Provided information ::
** START **

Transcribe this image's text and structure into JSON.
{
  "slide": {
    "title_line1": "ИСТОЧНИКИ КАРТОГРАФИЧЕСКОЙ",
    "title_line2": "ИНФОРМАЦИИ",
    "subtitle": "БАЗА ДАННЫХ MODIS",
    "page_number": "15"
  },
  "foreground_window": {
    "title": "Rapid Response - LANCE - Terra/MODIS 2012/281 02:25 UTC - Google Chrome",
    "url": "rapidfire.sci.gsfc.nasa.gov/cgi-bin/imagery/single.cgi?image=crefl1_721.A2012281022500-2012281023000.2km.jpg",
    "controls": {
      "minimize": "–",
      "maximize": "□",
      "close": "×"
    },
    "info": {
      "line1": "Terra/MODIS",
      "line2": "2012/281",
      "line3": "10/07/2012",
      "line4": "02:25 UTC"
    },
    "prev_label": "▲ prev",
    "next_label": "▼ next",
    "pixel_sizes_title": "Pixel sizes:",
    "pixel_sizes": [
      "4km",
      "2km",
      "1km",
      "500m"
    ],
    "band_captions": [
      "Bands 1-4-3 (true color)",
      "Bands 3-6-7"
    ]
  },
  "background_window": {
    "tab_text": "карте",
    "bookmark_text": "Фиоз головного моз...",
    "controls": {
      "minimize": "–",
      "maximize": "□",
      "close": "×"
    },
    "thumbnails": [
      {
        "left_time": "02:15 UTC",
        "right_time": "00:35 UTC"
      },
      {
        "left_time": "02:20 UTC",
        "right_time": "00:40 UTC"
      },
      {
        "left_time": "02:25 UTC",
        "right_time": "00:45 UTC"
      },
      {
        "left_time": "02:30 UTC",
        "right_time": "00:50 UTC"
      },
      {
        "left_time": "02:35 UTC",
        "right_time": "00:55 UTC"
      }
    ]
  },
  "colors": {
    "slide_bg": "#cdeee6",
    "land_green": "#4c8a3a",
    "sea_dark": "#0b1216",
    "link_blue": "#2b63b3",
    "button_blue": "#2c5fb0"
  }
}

** END **

Stated problem ::
Write out the full set of records exactly as given.

Solved exercise ::
Transcribe this image's text and structure into JSON.
{
  "slide": {
    "title_line1": "ИСТОЧНИКИ КАРТОГРАФИЧЕСКОЙ",
    "title_line2": "ИНФОРМАЦИИ",
    "subtitle": "БАЗА ДАННЫХ MODIS",
    "page_number": "15"
  },
  "foreground_window": {
    "title": "Rapid Response - LANCE - Terra/MODIS 2012/281 02:25 UTC - Google Chrome",
    "url": "rapidfire.sci.gsfc.nasa.gov/cgi-bin/imagery/single.cgi?image=crefl1_721.A2012281022500-2012281023000.2km.jpg",
    "controls": {
      "minimize": "–",
      "maximize": "□",
      "close": "×"
    },
    "info": {
      "line1": "Terra/MODIS",
      "line2": "2012/281",
      "line3": "10/07/2012",
      "line4": "02:25 UTC"
    },
    "prev_label": "▲ prev",
    "next_label": "▼ next",
    "pixel_sizes_title": "Pixel sizes:",
    "pixel_sizes": [
      "4km",
      "2km",
      "1km",
      "500m"
    ],
    "band_captions": [
      "Bands 1-4-3 (true color)",
      "Bands 3-6-7"
    ]
  },
  "background_window": {
    "tab_text": "карте",
    "bookmark_text": "Фиоз головного моз...",
    "controls": {
      "minimize": "–",
      "maximize": "□",
      "close": "×"
    },
    "thumbnails": [
      {
        "left_time": "02:15 UTC",
        "right_time": "00:35 UTC"
      },
      {
        "left_time": "02:20 UTC",
        "right_time": "00:40 UTC"
      },
      {
        "left_time": "02:25 UTC",
        "right_time": "00:45 UTC"
      },
      {
        "left_time": "02:30 UTC",
        "right_time": "00:50 UTC"
      },
      {
        "left_time": "02:35 UTC",
        "right_time": "00:55 UTC"
      }
    ]
  },
  "colors": {
    "slide_bg": "#cdeee6",
    "land_green": "#4c8a3a",
    "sea_dark": "#0b1216",
    "link_blue": "#2b63b3",
    "button_blue": "#2c5fb0"
  }
}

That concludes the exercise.